● **Objective**:
Pictures aside, quote the whole listing exactly.

──────── Material shown

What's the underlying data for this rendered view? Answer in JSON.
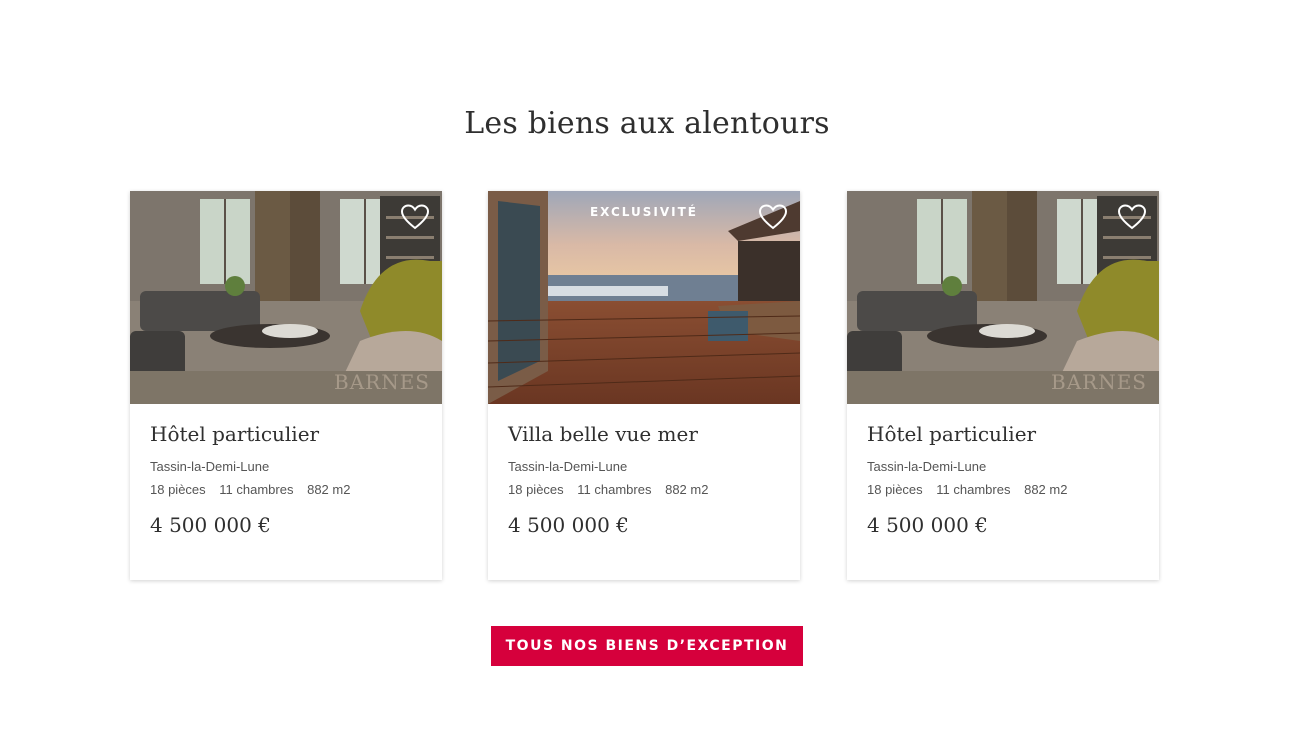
{
  "section": {
    "title": "Les biens aux alentours"
  },
  "cards": [
    {
      "title": "Hôtel particulier",
      "location": "Tassin-la-Demi-Lune",
      "rooms": "18 pièces",
      "bedrooms": "11 chambres",
      "area": "882 m2",
      "price": "4 500 000 €",
      "badge": "",
      "watermark": "BARNES",
      "image": "living-room-photo",
      "favorite_icon": "heart-outline-icon"
    },
    {
      "title": "Villa belle vue mer",
      "location": "Tassin-la-Demi-Lune",
      "rooms": "18 pièces",
      "bedrooms": "11 chambres",
      "area": "882 m2",
      "price": "4 500 000 €",
      "badge": "EXCLUSIVITÉ",
      "watermark": "",
      "image": "sea-view-terrace-photo",
      "favorite_icon": "heart-outline-icon"
    },
    {
      "title": "Hôtel particulier",
      "location": "Tassin-la-Demi-Lune",
      "rooms": "18 pièces",
      "bedrooms": "11 chambres",
      "area": "882 m2",
      "price": "4 500 000 €",
      "badge": "",
      "watermark": "BARNES",
      "image": "living-room-photo",
      "favorite_icon": "heart-outline-icon"
    }
  ],
  "cta": {
    "label": "TOUS NOS BIENS D’EXCEPTION"
  },
  "colors": {
    "accent": "#d6003c",
    "text": "#333333",
    "background": "#ffffff"
  }
}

────────────────

● **Reply**:
What's the underlying data for this rendered view? Answer in JSON.
{
  "section": {
    "title": "Les biens aux alentours"
  },
  "cards": [
    {
      "title": "Hôtel particulier",
      "location": "Tassin-la-Demi-Lune",
      "rooms": "18 pièces",
      "bedrooms": "11 chambres",
      "area": "882 m2",
      "price": "4 500 000 €",
      "badge": "",
      "watermark": "BARNES",
      "image": "living-room-photo",
      "favorite_icon": "heart-outline-icon"
    },
    {
      "title": "Villa belle vue mer",
      "location": "Tassin-la-Demi-Lune",
      "rooms": "18 pièces",
      "bedrooms": "11 chambres",
      "area": "882 m2",
      "price": "4 500 000 €",
      "badge": "EXCLUSIVITÉ",
      "watermark": "",
      "image": "sea-view-terrace-photo",
      "favorite_icon": "heart-outline-icon"
    },
    {
      "title": "Hôtel particulier",
      "location": "Tassin-la-Demi-Lune",
      "rooms": "18 pièces",
      "bedrooms": "11 chambres",
      "area": "882 m2",
      "price": "4 500 000 €",
      "badge": "",
      "watermark": "BARNES",
      "image": "living-room-photo",
      "favorite_icon": "heart-outline-icon"
    }
  ],
  "cta": {
    "label": "TOUS NOS BIENS D’EXCEPTION"
  },
  "colors": {
    "accent": "#d6003c",
    "text": "#333333",
    "background": "#ffffff"
  }
}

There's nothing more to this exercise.